> **Material provided**:
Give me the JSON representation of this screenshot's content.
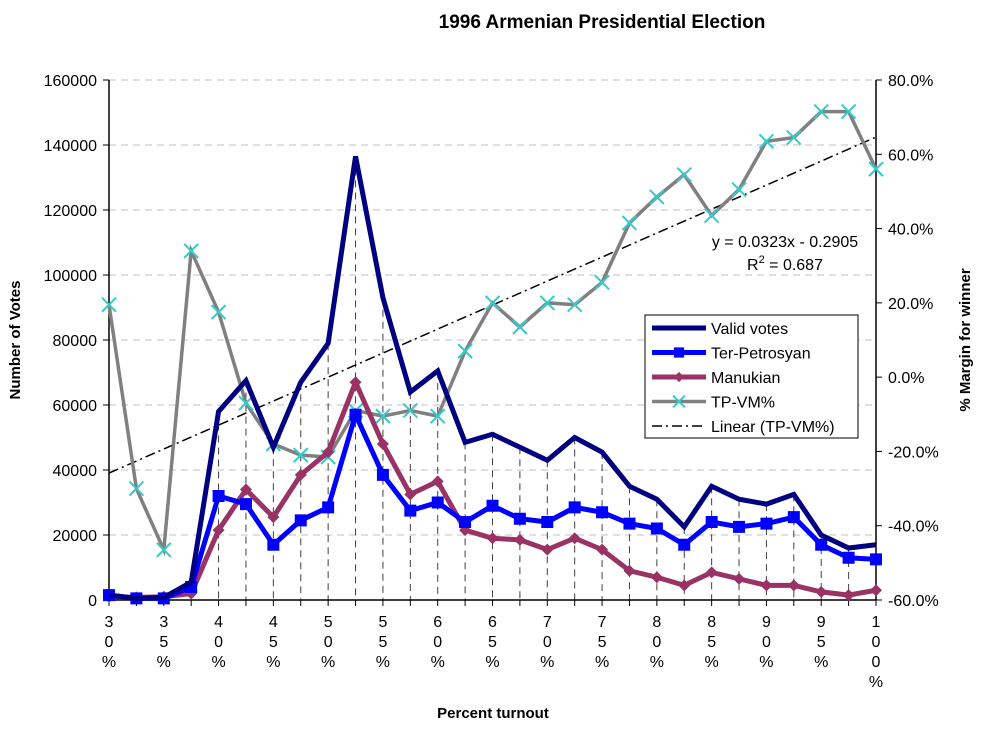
{
  "chart_data": {
    "type": "line",
    "title": "1996 Armenian Presidential Election",
    "xlabel": "Percent turnout",
    "ylabel": "Number of Votes",
    "y2label": "% Margin for winner",
    "ylim": [
      0,
      160000
    ],
    "y2lim": [
      -60,
      80
    ],
    "yticks": [
      "0",
      "20000",
      "40000",
      "60000",
      "80000",
      "100000",
      "120000",
      "140000",
      "160000"
    ],
    "y2ticks": [
      "-60.0%",
      "-40.0%",
      "-20.0%",
      "0.0%",
      "20.0%",
      "40.0%",
      "60.0%",
      "80.0%"
    ],
    "grid": true,
    "legend_position": "center-right",
    "x": [
      30,
      32.5,
      35,
      37.5,
      40,
      42.5,
      45,
      47.5,
      50,
      52.5,
      55,
      57.5,
      60,
      62.5,
      65,
      67.5,
      70,
      72.5,
      75,
      77.5,
      80,
      82.5,
      85,
      87.5,
      90,
      92.5,
      95,
      97.5,
      100
    ],
    "xtick_labels": [
      {
        "index": 0,
        "chars": [
          "3",
          "0",
          "%"
        ]
      },
      {
        "index": 2,
        "chars": [
          "3",
          "5",
          "%"
        ]
      },
      {
        "index": 4,
        "chars": [
          "4",
          "0",
          "%"
        ]
      },
      {
        "index": 6,
        "chars": [
          "4",
          "5",
          "%"
        ]
      },
      {
        "index": 8,
        "chars": [
          "5",
          "0",
          "%"
        ]
      },
      {
        "index": 10,
        "chars": [
          "5",
          "5",
          "%"
        ]
      },
      {
        "index": 12,
        "chars": [
          "6",
          "0",
          "%"
        ]
      },
      {
        "index": 14,
        "chars": [
          "6",
          "5",
          "%"
        ]
      },
      {
        "index": 16,
        "chars": [
          "7",
          "0",
          "%"
        ]
      },
      {
        "index": 18,
        "chars": [
          "7",
          "5",
          "%"
        ]
      },
      {
        "index": 20,
        "chars": [
          "8",
          "0",
          "%"
        ]
      },
      {
        "index": 22,
        "chars": [
          "8",
          "5",
          "%"
        ]
      },
      {
        "index": 24,
        "chars": [
          "9",
          "0",
          "%"
        ]
      },
      {
        "index": 26,
        "chars": [
          "9",
          "5",
          "%"
        ]
      },
      {
        "index": 28,
        "chars": [
          "1",
          "0",
          "0",
          "%"
        ]
      }
    ],
    "series": [
      {
        "name": "Valid votes",
        "axis": "left",
        "color": "#000080",
        "marker": "none",
        "values": [
          1500,
          500,
          800,
          5500,
          58000,
          67500,
          47000,
          67000,
          79000,
          136500,
          93000,
          64000,
          70500,
          48500,
          51000,
          47000,
          43000,
          50000,
          45500,
          35000,
          31000,
          22500,
          35000,
          31000,
          29500,
          32500,
          20000,
          16000,
          17000
        ]
      },
      {
        "name": "Ter-Petrosyan",
        "axis": "left",
        "color": "#0000ff",
        "marker": "square",
        "values": [
          1500,
          500,
          500,
          4000,
          32000,
          29500,
          17000,
          24500,
          28500,
          57000,
          38500,
          27500,
          30000,
          24000,
          29000,
          25000,
          24000,
          28500,
          27000,
          23500,
          22000,
          17000,
          24000,
          22500,
          23500,
          25500,
          17000,
          13000,
          12500
        ]
      },
      {
        "name": "Manukian",
        "axis": "left",
        "color": "#993366",
        "marker": "diamond",
        "values": [
          1000,
          800,
          1000,
          2000,
          21500,
          34000,
          25500,
          38500,
          45500,
          67000,
          48000,
          32500,
          36500,
          21500,
          19000,
          18500,
          15500,
          19000,
          15500,
          9000,
          7000,
          4500,
          8500,
          6500,
          4500,
          4500,
          2500,
          1500,
          3000
        ]
      },
      {
        "name": "TP-VM%",
        "axis": "right",
        "color": "#808080",
        "marker_color": "#33cccc",
        "marker": "x",
        "values": [
          19.5,
          -30,
          -46.5,
          34,
          17.5,
          -7,
          -18,
          -21,
          -21.5,
          -9,
          -10.5,
          -9,
          -10.5,
          7,
          20,
          13.5,
          20,
          19.5,
          25.5,
          41.5,
          48.5,
          54.5,
          43.5,
          50.5,
          63.5,
          64.5,
          71.5,
          71.5,
          56
        ]
      }
    ],
    "trendline": {
      "name": "Linear (TP-VM%)",
      "axis": "right",
      "color": "#000000",
      "slope": 0.0323,
      "intercept": -0.2905,
      "equation_label": "y = 0.0323x - 0.2905",
      "r2_label_prefix": "R",
      "r2_label_sup": "2",
      "r2_label_suffix": " = 0.687"
    }
  }
}
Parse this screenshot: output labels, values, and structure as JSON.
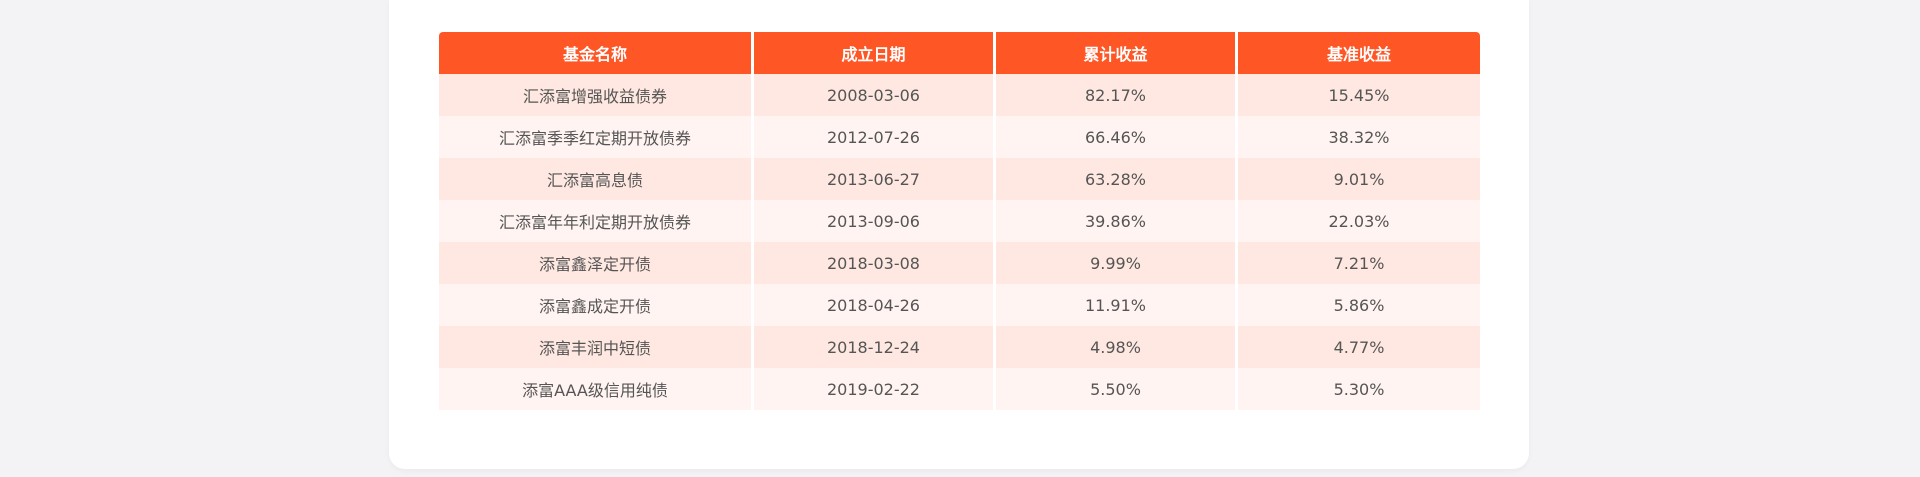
{
  "colors": {
    "header_bg": "#ff5626",
    "row_odd_bg": "#fee8e1",
    "row_even_bg": "#fff4f1",
    "page_bg": "#f3f3f5"
  },
  "table": {
    "headers": [
      "基金名称",
      "成立日期",
      "累计收益",
      "基准收益"
    ],
    "rows": [
      [
        "汇添富增强收益债券",
        "2008-03-06",
        "82.17%",
        "15.45%"
      ],
      [
        "汇添富季季红定期开放债券",
        "2012-07-26",
        "66.46%",
        "38.32%"
      ],
      [
        "汇添富高息债",
        "2013-06-27",
        "63.28%",
        "9.01%"
      ],
      [
        "汇添富年年利定期开放债券",
        "2013-09-06",
        "39.86%",
        "22.03%"
      ],
      [
        "添富鑫泽定开债",
        "2018-03-08",
        "9.99%",
        "7.21%"
      ],
      [
        "添富鑫成定开债",
        "2018-04-26",
        "11.91%",
        "5.86%"
      ],
      [
        "添富丰润中短债",
        "2018-12-24",
        "4.98%",
        "4.77%"
      ],
      [
        "添富AAA级信用纯债",
        "2019-02-22",
        "5.50%",
        "5.30%"
      ]
    ]
  }
}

> **To do**: Retype the data above exactly; pictures are not part of the copy.

> **Exercise solution**:
Give me the JSON representation of this screenshot's content.
{
  "chart_data": {
    "type": "line",
    "title": "1996 Armenian Presidential Election",
    "xlabel": "Percent turnout",
    "ylabel": "Number of Votes",
    "y2label": "% Margin for winner",
    "ylim": [
      0,
      160000
    ],
    "y2lim": [
      -60,
      80
    ],
    "yticks": [
      "0",
      "20000",
      "40000",
      "60000",
      "80000",
      "100000",
      "120000",
      "140000",
      "160000"
    ],
    "y2ticks": [
      "-60.0%",
      "-40.0%",
      "-20.0%",
      "0.0%",
      "20.0%",
      "40.0%",
      "60.0%",
      "80.0%"
    ],
    "grid": true,
    "legend_position": "center-right",
    "x": [
      30,
      32.5,
      35,
      37.5,
      40,
      42.5,
      45,
      47.5,
      50,
      52.5,
      55,
      57.5,
      60,
      62.5,
      65,
      67.5,
      70,
      72.5,
      75,
      77.5,
      80,
      82.5,
      85,
      87.5,
      90,
      92.5,
      95,
      97.5,
      100
    ],
    "xtick_labels": [
      {
        "index": 0,
        "chars": [
          "3",
          "0",
          "%"
        ]
      },
      {
        "index": 2,
        "chars": [
          "3",
          "5",
          "%"
        ]
      },
      {
        "index": 4,
        "chars": [
          "4",
          "0",
          "%"
        ]
      },
      {
        "index": 6,
        "chars": [
          "4",
          "5",
          "%"
        ]
      },
      {
        "index": 8,
        "chars": [
          "5",
          "0",
          "%"
        ]
      },
      {
        "index": 10,
        "chars": [
          "5",
          "5",
          "%"
        ]
      },
      {
        "index": 12,
        "chars": [
          "6",
          "0",
          "%"
        ]
      },
      {
        "index": 14,
        "chars": [
          "6",
          "5",
          "%"
        ]
      },
      {
        "index": 16,
        "chars": [
          "7",
          "0",
          "%"
        ]
      },
      {
        "index": 18,
        "chars": [
          "7",
          "5",
          "%"
        ]
      },
      {
        "index": 20,
        "chars": [
          "8",
          "0",
          "%"
        ]
      },
      {
        "index": 22,
        "chars": [
          "8",
          "5",
          "%"
        ]
      },
      {
        "index": 24,
        "chars": [
          "9",
          "0",
          "%"
        ]
      },
      {
        "index": 26,
        "chars": [
          "9",
          "5",
          "%"
        ]
      },
      {
        "index": 28,
        "chars": [
          "1",
          "0",
          "0",
          "%"
        ]
      }
    ],
    "series": [
      {
        "name": "Valid votes",
        "axis": "left",
        "color": "#000080",
        "marker": "none",
        "values": [
          1500,
          500,
          800,
          5500,
          58000,
          67500,
          47000,
          67000,
          79000,
          136500,
          93000,
          64000,
          70500,
          48500,
          51000,
          47000,
          43000,
          50000,
          45500,
          35000,
          31000,
          22500,
          35000,
          31000,
          29500,
          32500,
          20000,
          16000,
          17000
        ]
      },
      {
        "name": "Ter-Petrosyan",
        "axis": "left",
        "color": "#0000ff",
        "marker": "square",
        "values": [
          1500,
          500,
          500,
          4000,
          32000,
          29500,
          17000,
          24500,
          28500,
          57000,
          38500,
          27500,
          30000,
          24000,
          29000,
          25000,
          24000,
          28500,
          27000,
          23500,
          22000,
          17000,
          24000,
          22500,
          23500,
          25500,
          17000,
          13000,
          12500
        ]
      },
      {
        "name": "Manukian",
        "axis": "left",
        "color": "#993366",
        "marker": "diamond",
        "values": [
          1000,
          800,
          1000,
          2000,
          21500,
          34000,
          25500,
          38500,
          45500,
          67000,
          48000,
          32500,
          36500,
          21500,
          19000,
          18500,
          15500,
          19000,
          15500,
          9000,
          7000,
          4500,
          8500,
          6500,
          4500,
          4500,
          2500,
          1500,
          3000
        ]
      },
      {
        "name": "TP-VM%",
        "axis": "right",
        "color": "#808080",
        "marker_color": "#33cccc",
        "marker": "x",
        "values": [
          19.5,
          -30,
          -46.5,
          34,
          17.5,
          -7,
          -18,
          -21,
          -21.5,
          -9,
          -10.5,
          -9,
          -10.5,
          7,
          20,
          13.5,
          20,
          19.5,
          25.5,
          41.5,
          48.5,
          54.5,
          43.5,
          50.5,
          63.5,
          64.5,
          71.5,
          71.5,
          56
        ]
      }
    ],
    "trendline": {
      "name": "Linear (TP-VM%)",
      "axis": "right",
      "color": "#000000",
      "slope": 0.0323,
      "intercept": -0.2905,
      "equation_label": "y = 0.0323x - 0.2905",
      "r2_label_prefix": "R",
      "r2_label_sup": "2",
      "r2_label_suffix": " = 0.687"
    }
  }
}
Parse this screenshot: output labels, values, and structure as JSON.
{
  "colors": {
    "header_bg": "#ff5626",
    "row_odd_bg": "#fee8e1",
    "row_even_bg": "#fff4f1",
    "page_bg": "#f3f3f5"
  },
  "table": {
    "headers": [
      "基金名称",
      "成立日期",
      "累计收益",
      "基准收益"
    ],
    "rows": [
      [
        "汇添富增强收益债券",
        "2008-03-06",
        "82.17%",
        "15.45%"
      ],
      [
        "汇添富季季红定期开放债券",
        "2012-07-26",
        "66.46%",
        "38.32%"
      ],
      [
        "汇添富高息债",
        "2013-06-27",
        "63.28%",
        "9.01%"
      ],
      [
        "汇添富年年利定期开放债券",
        "2013-09-06",
        "39.86%",
        "22.03%"
      ],
      [
        "添富鑫泽定开债",
        "2018-03-08",
        "9.99%",
        "7.21%"
      ],
      [
        "添富鑫成定开债",
        "2018-04-26",
        "11.91%",
        "5.86%"
      ],
      [
        "添富丰润中短债",
        "2018-12-24",
        "4.98%",
        "4.77%"
      ],
      [
        "添富AAA级信用纯债",
        "2019-02-22",
        "5.50%",
        "5.30%"
      ]
    ]
  }
}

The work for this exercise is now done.